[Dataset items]
********
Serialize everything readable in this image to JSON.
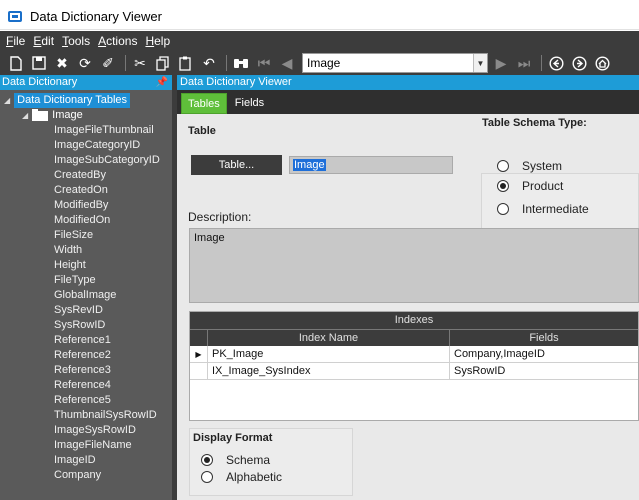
{
  "window": {
    "title": "Data Dictionary Viewer"
  },
  "menu": [
    {
      "label": "File",
      "key": "F",
      "rest": "ile"
    },
    {
      "label": "Edit",
      "key": "E",
      "rest": "dit"
    },
    {
      "label": "Tools",
      "key": "T",
      "rest": "ools"
    },
    {
      "label": "Actions",
      "key": "A",
      "rest": "ctions"
    },
    {
      "label": "Help",
      "key": "H",
      "rest": "elp"
    }
  ],
  "toolbar": {
    "table_selector": {
      "value": "Image"
    },
    "icons": [
      "new-icon",
      "save-icon",
      "delete-icon",
      "refresh-icon",
      "clear-icon",
      "cut-icon",
      "copy-icon",
      "paste-icon",
      "undo-icon",
      "find-icon",
      "first-record-icon",
      "previous-record-icon",
      "next-record-icon",
      "last-record-icon",
      "back-icon",
      "forward-icon",
      "home-icon"
    ]
  },
  "left_panel": {
    "title": "Data Dictionary",
    "root_label": "Data Dictionary Tables",
    "table_label": "Image",
    "fields": [
      "ImageFileThumbnail",
      "ImageCategoryID",
      "ImageSubCategoryID",
      "CreatedBy",
      "CreatedOn",
      "ModifiedBy",
      "ModifiedOn",
      "FileSize",
      "Width",
      "Height",
      "FileType",
      "GlobalImage",
      "SysRevID",
      "SysRowID",
      "Reference1",
      "Reference2",
      "Reference3",
      "Reference4",
      "Reference5",
      "ThumbnailSysRowID",
      "ImageSysRowID",
      "ImageFileName",
      "ImageID",
      "Company"
    ]
  },
  "right_panel": {
    "title": "Data Dictionary Viewer",
    "tabs": [
      {
        "label": "Tables",
        "active": true
      },
      {
        "label": "Fields",
        "active": false
      }
    ],
    "table_section": {
      "title": "Table",
      "table_button": "Table...",
      "table_name": "Image",
      "description_label": "Description:",
      "description": "Image"
    },
    "schema_type": {
      "title": "Table Schema Type:",
      "options": [
        "System",
        "Product",
        "Intermediate"
      ],
      "selected": "Product"
    },
    "indexes": {
      "caption": "Indexes",
      "columns": [
        "Index Name",
        "Fields"
      ],
      "rows": [
        {
          "name": "PK_Image",
          "fields": "Company,ImageID",
          "current": true
        },
        {
          "name": "IX_Image_SysIndex",
          "fields": "SysRowID",
          "current": false
        }
      ]
    },
    "display_format": {
      "title": "Display Format",
      "options": [
        "Schema",
        "Alphabetic"
      ],
      "selected": "Schema"
    }
  },
  "colors": {
    "accent_blue": "#1e9cd7",
    "active_tab_green": "#5fbf3a",
    "dark_chrome": "#3c3c3c"
  }
}
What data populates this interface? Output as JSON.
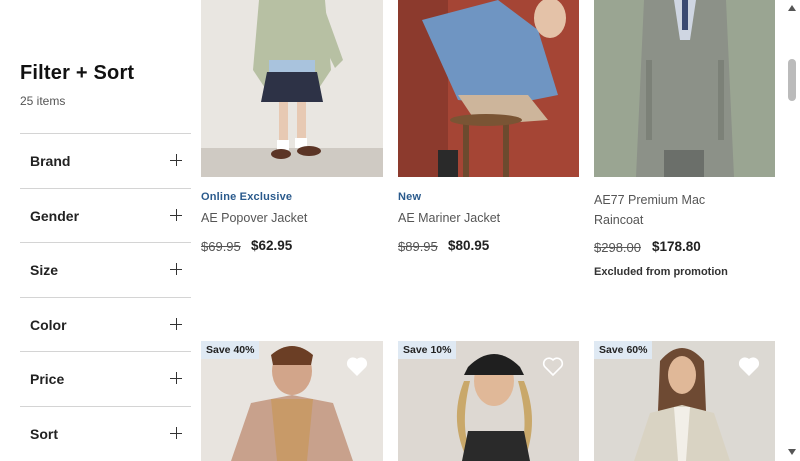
{
  "sidebar": {
    "title": "Filter + Sort",
    "count": "25 items",
    "facets": [
      {
        "label": "Brand"
      },
      {
        "label": "Gender"
      },
      {
        "label": "Size"
      },
      {
        "label": "Color"
      },
      {
        "label": "Price"
      },
      {
        "label": "Sort"
      }
    ]
  },
  "products": [
    {
      "tag": "Online Exclusive",
      "name": "AE Popover Jacket",
      "old_price": "$69.95",
      "price": "$62.95"
    },
    {
      "tag": "New",
      "name": "AE Mariner Jacket",
      "old_price": "$89.95",
      "price": "$80.95"
    },
    {
      "tag": "",
      "name_line1": "AE77 Premium Mac",
      "name_line2": "Raincoat",
      "old_price": "$298.00",
      "price": "$178.80",
      "note": "Excluded from promotion"
    }
  ],
  "row2": [
    {
      "badge": "Save 40%"
    },
    {
      "badge": "Save 10%"
    },
    {
      "badge": "Save 60%"
    }
  ],
  "colors": {
    "tag": "#2a5a8c",
    "badge_bg": "#dfe9f3"
  }
}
********
Exclude every picture and copy the remaining data exactly.

Answer to the problem
Serialize everything readable in this image to JSON.
{
  "window": {
    "title": "Data Dictionary Viewer"
  },
  "menu": [
    {
      "label": "File",
      "key": "F",
      "rest": "ile"
    },
    {
      "label": "Edit",
      "key": "E",
      "rest": "dit"
    },
    {
      "label": "Tools",
      "key": "T",
      "rest": "ools"
    },
    {
      "label": "Actions",
      "key": "A",
      "rest": "ctions"
    },
    {
      "label": "Help",
      "key": "H",
      "rest": "elp"
    }
  ],
  "toolbar": {
    "table_selector": {
      "value": "Image"
    },
    "icons": [
      "new-icon",
      "save-icon",
      "delete-icon",
      "refresh-icon",
      "clear-icon",
      "cut-icon",
      "copy-icon",
      "paste-icon",
      "undo-icon",
      "find-icon",
      "first-record-icon",
      "previous-record-icon",
      "next-record-icon",
      "last-record-icon",
      "back-icon",
      "forward-icon",
      "home-icon"
    ]
  },
  "left_panel": {
    "title": "Data Dictionary",
    "root_label": "Data Dictionary Tables",
    "table_label": "Image",
    "fields": [
      "ImageFileThumbnail",
      "ImageCategoryID",
      "ImageSubCategoryID",
      "CreatedBy",
      "CreatedOn",
      "ModifiedBy",
      "ModifiedOn",
      "FileSize",
      "Width",
      "Height",
      "FileType",
      "GlobalImage",
      "SysRevID",
      "SysRowID",
      "Reference1",
      "Reference2",
      "Reference3",
      "Reference4",
      "Reference5",
      "ThumbnailSysRowID",
      "ImageSysRowID",
      "ImageFileName",
      "ImageID",
      "Company"
    ]
  },
  "right_panel": {
    "title": "Data Dictionary Viewer",
    "tabs": [
      {
        "label": "Tables",
        "active": true
      },
      {
        "label": "Fields",
        "active": false
      }
    ],
    "table_section": {
      "title": "Table",
      "table_button": "Table...",
      "table_name": "Image",
      "description_label": "Description:",
      "description": "Image"
    },
    "schema_type": {
      "title": "Table Schema Type:",
      "options": [
        "System",
        "Product",
        "Intermediate"
      ],
      "selected": "Product"
    },
    "indexes": {
      "caption": "Indexes",
      "columns": [
        "Index Name",
        "Fields"
      ],
      "rows": [
        {
          "name": "PK_Image",
          "fields": "Company,ImageID",
          "current": true
        },
        {
          "name": "IX_Image_SysIndex",
          "fields": "SysRowID",
          "current": false
        }
      ]
    },
    "display_format": {
      "title": "Display Format",
      "options": [
        "Schema",
        "Alphabetic"
      ],
      "selected": "Schema"
    }
  },
  "colors": {
    "accent_blue": "#1e9cd7",
    "active_tab_green": "#5fbf3a",
    "dark_chrome": "#3c3c3c"
  }
}
What data populates this interface? Output as JSON.
{
  "sidebar": {
    "title": "Filter + Sort",
    "count": "25 items",
    "facets": [
      {
        "label": "Brand"
      },
      {
        "label": "Gender"
      },
      {
        "label": "Size"
      },
      {
        "label": "Color"
      },
      {
        "label": "Price"
      },
      {
        "label": "Sort"
      }
    ]
  },
  "products": [
    {
      "tag": "Online Exclusive",
      "name": "AE Popover Jacket",
      "old_price": "$69.95",
      "price": "$62.95"
    },
    {
      "tag": "New",
      "name": "AE Mariner Jacket",
      "old_price": "$89.95",
      "price": "$80.95"
    },
    {
      "tag": "",
      "name_line1": "AE77 Premium Mac",
      "name_line2": "Raincoat",
      "old_price": "$298.00",
      "price": "$178.80",
      "note": "Excluded from promotion"
    }
  ],
  "row2": [
    {
      "badge": "Save 40%"
    },
    {
      "badge": "Save 10%"
    },
    {
      "badge": "Save 60%"
    }
  ],
  "colors": {
    "tag": "#2a5a8c",
    "badge_bg": "#dfe9f3"
  }
}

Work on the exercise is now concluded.